■ **AIM OF THE TASK**
Please continue the text on game balance and shifting kingdoms from its last sentence, in the same voice.

■ **TEXT SEGMENT**
+---+

I used to play civilization and it's variations a lot, and one thing I noticed: If it got to the point where my loss was inevitable, I'd get bored and stop playing. If it got to the point where I dominated the game and would inevitably win, I'd get bored and stop playing. You want the game to make it near impossible for either side to crush all opposition, while at the same time you want to ensure all sides get to experience both being under pressure and surging back. Ideally players will ensure the balance, but when they fail the game world can easily have plenty of mechanisms to take up the slack.
The same principle can be applied to most things: Put N evil kings in the game world, and M princesses and other desirable hostages, and let the N evil kings constantly pick from a list of X plots involving kidnapping princesses or others, assassinating people (including players who have been given quests to fight them or to carry out quests for other kings) etc., and then hand out quests to aid or prevent those plots. Add a handful of twists and turns and wary the number and level of players given each quest and you'll have endless variations. Once a princess is kidnapped, you have the reverse quest of freeing her. Once she's free she'll eventually be targeted for kidnapping again, probably by another king, via another method with other players involved in the kidnapping and in protecting/saving her.
So yes, as you say you make things flip-flop. But you can introduce variations, delays etc.. You can keep a torn down castle in ruins for a while, before an upstart king decides to make it his stronghold and hires players to rebuild it again, possibly in a completely different style, and quite possibly his alliances will be different, so the conflicts he's involving players in and the plots he hatches are different.
Keep in mind that the real world flip-flops like that a lot: Countries have taken and lost land many times throughout history. Castles have been taken and retaken, burned down and rebuilt. Royal families have been ousted and retaken power.
Just don't make things go back to exactly the same it was, and don't make it happen immediately.

+---+

Stored data entries:
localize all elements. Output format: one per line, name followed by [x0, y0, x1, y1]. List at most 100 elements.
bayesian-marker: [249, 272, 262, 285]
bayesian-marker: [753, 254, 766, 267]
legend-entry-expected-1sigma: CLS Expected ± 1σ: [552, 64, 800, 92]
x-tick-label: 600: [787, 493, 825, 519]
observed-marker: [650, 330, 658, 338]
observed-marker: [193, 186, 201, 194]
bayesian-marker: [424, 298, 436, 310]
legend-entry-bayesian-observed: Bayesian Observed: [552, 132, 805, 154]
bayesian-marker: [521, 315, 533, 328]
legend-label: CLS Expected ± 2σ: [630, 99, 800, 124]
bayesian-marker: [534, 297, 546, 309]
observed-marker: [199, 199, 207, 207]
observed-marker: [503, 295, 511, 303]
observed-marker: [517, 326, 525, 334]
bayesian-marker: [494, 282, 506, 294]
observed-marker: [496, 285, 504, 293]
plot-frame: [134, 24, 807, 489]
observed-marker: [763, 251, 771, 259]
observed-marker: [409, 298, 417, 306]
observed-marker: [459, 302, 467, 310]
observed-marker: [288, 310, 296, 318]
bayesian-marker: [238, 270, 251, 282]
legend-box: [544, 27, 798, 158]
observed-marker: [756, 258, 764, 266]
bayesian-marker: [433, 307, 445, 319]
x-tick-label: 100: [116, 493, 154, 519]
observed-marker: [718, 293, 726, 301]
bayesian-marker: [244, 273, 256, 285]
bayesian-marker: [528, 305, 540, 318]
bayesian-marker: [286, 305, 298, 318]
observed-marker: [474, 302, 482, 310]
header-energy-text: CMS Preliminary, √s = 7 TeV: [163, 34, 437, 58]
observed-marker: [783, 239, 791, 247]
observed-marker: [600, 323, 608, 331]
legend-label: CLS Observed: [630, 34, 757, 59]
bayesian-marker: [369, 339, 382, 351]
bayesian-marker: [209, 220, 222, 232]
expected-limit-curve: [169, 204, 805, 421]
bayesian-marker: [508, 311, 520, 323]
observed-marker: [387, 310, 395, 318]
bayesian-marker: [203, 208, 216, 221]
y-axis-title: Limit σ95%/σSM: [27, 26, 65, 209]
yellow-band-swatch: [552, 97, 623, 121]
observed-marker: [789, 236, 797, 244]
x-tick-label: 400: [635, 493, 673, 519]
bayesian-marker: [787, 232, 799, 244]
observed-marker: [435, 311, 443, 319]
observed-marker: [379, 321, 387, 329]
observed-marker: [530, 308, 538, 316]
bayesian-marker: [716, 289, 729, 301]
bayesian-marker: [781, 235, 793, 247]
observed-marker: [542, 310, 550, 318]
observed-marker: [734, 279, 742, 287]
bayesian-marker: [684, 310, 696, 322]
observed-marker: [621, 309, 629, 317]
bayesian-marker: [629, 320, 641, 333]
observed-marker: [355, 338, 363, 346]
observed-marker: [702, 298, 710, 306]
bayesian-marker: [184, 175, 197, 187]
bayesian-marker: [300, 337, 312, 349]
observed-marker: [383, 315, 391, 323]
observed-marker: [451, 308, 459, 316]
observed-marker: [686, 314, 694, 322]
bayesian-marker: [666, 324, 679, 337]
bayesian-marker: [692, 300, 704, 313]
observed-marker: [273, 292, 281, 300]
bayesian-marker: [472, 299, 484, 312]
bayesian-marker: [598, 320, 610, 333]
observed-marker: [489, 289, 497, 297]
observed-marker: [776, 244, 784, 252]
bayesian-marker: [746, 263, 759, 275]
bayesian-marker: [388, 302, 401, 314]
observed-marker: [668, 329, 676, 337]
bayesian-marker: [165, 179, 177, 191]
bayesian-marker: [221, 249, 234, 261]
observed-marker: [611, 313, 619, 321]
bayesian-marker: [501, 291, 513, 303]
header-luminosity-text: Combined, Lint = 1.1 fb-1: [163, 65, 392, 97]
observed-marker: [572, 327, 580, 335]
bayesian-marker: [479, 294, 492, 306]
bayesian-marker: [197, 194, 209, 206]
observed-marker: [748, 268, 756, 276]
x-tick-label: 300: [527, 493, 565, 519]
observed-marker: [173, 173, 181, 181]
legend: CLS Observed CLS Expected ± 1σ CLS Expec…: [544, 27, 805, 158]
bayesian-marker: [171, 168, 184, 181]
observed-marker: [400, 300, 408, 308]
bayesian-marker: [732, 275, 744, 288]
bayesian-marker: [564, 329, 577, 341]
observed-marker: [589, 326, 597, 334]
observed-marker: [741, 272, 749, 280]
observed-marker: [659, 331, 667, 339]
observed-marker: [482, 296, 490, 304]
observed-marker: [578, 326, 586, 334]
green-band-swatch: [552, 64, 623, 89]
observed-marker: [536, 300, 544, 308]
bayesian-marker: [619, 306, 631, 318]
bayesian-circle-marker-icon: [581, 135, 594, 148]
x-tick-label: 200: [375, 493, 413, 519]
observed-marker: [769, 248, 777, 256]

+---+

■ **ANSWER SPACE**
Some players might stick around in the same place for a while, but the gameplay will still be different because different people will use different tactics, and the game can dynamically alter the number of NPCs involved on each side, natural elements that affect the situation, number of players given the chance to help out on each side etc., or for that matter have entirely different things happen to the same village.
You might need to invent story elements to explain it, but there are tons of easy explanations to that kind of thing ("allies from far away have sent forces to help you in this time of need, blah blah") and you can even try to avoid the NPC's by having the game dynamically create quests for users to drive normal players where you need them to be to make your planned outcomes more likely to happen naturally.
Or you dynamically adjust the stats of the players involved in a battle to increase the chances of the outcome out want.
The methods of subtly (and not so subtly) influence the world in the direction that fits best are endless.
Even if you don't take it "all out" it can still be useful in keeping thing interesting by preventing one faction from dominating too long - introduce unpredictable elements that upsets the balance, and create story around it even if you allow the players the opportunity to overcome the obstacles and modify your planned story.